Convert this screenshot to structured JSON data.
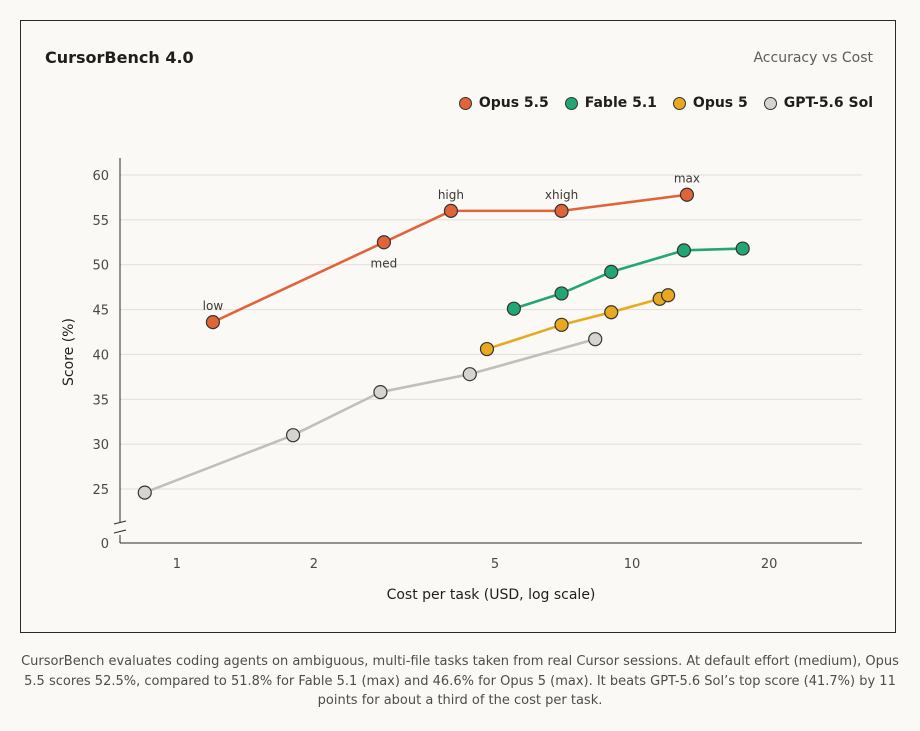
{
  "chart_data": {
    "type": "line",
    "title": "CursorBench 4.0",
    "subtitle": "Accuracy vs Cost",
    "xlabel": "Cost per task (USD, log scale)",
    "ylabel": "Score (%)",
    "xscale": "log",
    "xlim": [
      0.75,
      32
    ],
    "ylim": [
      20,
      62
    ],
    "xticks": [
      1,
      2,
      5,
      10,
      20
    ],
    "xtick_labels": [
      "1",
      "2",
      "5",
      "10",
      "20"
    ],
    "yticks": [
      0,
      25,
      30,
      35,
      40,
      45,
      50,
      55,
      60
    ],
    "ytick_labels": [
      "0",
      "25",
      "30",
      "35",
      "40",
      "45",
      "50",
      "55",
      "60"
    ],
    "axis_break": true,
    "grid": "horizontal",
    "legend_position": "top-right",
    "series": [
      {
        "name": "Opus 5.5",
        "color": "#e0643a",
        "x": [
          1.2,
          2.85,
          4.0,
          7.0,
          13.2
        ],
        "y": [
          43.6,
          52.5,
          56.0,
          56.0,
          57.8
        ],
        "point_labels": [
          "low",
          "med",
          "high",
          "xhigh",
          "max"
        ]
      },
      {
        "name": "Fable 5.1",
        "color": "#22a676",
        "x": [
          5.5,
          7.0,
          9.0,
          13.0,
          17.5
        ],
        "y": [
          45.1,
          46.8,
          49.2,
          51.6,
          51.8
        ]
      },
      {
        "name": "Opus 5",
        "color": "#e8a81f",
        "x": [
          4.8,
          7.0,
          9.0,
          11.5,
          12.0
        ],
        "y": [
          40.6,
          43.3,
          44.7,
          46.2,
          46.6
        ]
      },
      {
        "name": "GPT-5.6 Sol",
        "color": "#d6d4cf",
        "x": [
          0.85,
          1.8,
          2.8,
          4.4,
          8.3
        ],
        "y": [
          24.6,
          31.0,
          35.8,
          37.8,
          41.7
        ]
      }
    ]
  },
  "caption": "CursorBench evaluates coding agents on ambiguous, multi-file tasks taken from real Cursor sessions. At default effort (medium), Opus 5.5 scores 52.5%, compared to 51.8% for Fable 5.1 (max) and 46.6% for Opus 5 (max). It beats GPT-5.6 Sol’s top score (41.7%) by 11 points for about a third of the cost per task."
}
++++
• TASK TO COMPLETE:
Do not include images; quote all of the entries above exactly.

• ANSWER:
Convert this screenshot to structured JSON data.
{
  "chart_data": {
    "type": "line",
    "title": "CursorBench 4.0",
    "subtitle": "Accuracy vs Cost",
    "xlabel": "Cost per task (USD, log scale)",
    "ylabel": "Score (%)",
    "xscale": "log",
    "xlim": [
      0.75,
      32
    ],
    "ylim": [
      20,
      62
    ],
    "xticks": [
      1,
      2,
      5,
      10,
      20
    ],
    "xtick_labels": [
      "1",
      "2",
      "5",
      "10",
      "20"
    ],
    "yticks": [
      0,
      25,
      30,
      35,
      40,
      45,
      50,
      55,
      60
    ],
    "ytick_labels": [
      "0",
      "25",
      "30",
      "35",
      "40",
      "45",
      "50",
      "55",
      "60"
    ],
    "axis_break": true,
    "grid": "horizontal",
    "legend_position": "top-right",
    "series": [
      {
        "name": "Opus 5.5",
        "color": "#e0643a",
        "x": [
          1.2,
          2.85,
          4.0,
          7.0,
          13.2
        ],
        "y": [
          43.6,
          52.5,
          56.0,
          56.0,
          57.8
        ],
        "point_labels": [
          "low",
          "med",
          "high",
          "xhigh",
          "max"
        ]
      },
      {
        "name": "Fable 5.1",
        "color": "#22a676",
        "x": [
          5.5,
          7.0,
          9.0,
          13.0,
          17.5
        ],
        "y": [
          45.1,
          46.8,
          49.2,
          51.6,
          51.8
        ]
      },
      {
        "name": "Opus 5",
        "color": "#e8a81f",
        "x": [
          4.8,
          7.0,
          9.0,
          11.5,
          12.0
        ],
        "y": [
          40.6,
          43.3,
          44.7,
          46.2,
          46.6
        ]
      },
      {
        "name": "GPT-5.6 Sol",
        "color": "#d6d4cf",
        "x": [
          0.85,
          1.8,
          2.8,
          4.4,
          8.3
        ],
        "y": [
          24.6,
          31.0,
          35.8,
          37.8,
          41.7
        ]
      }
    ]
  },
  "caption": "CursorBench evaluates coding agents on ambiguous, multi-file tasks taken from real Cursor sessions. At default effort (medium), Opus 5.5 scores 52.5%, compared to 51.8% for Fable 5.1 (max) and 46.6% for Opus 5 (max). It beats GPT-5.6 Sol’s top score (41.7%) by 11 points for about a third of the cost per task."
}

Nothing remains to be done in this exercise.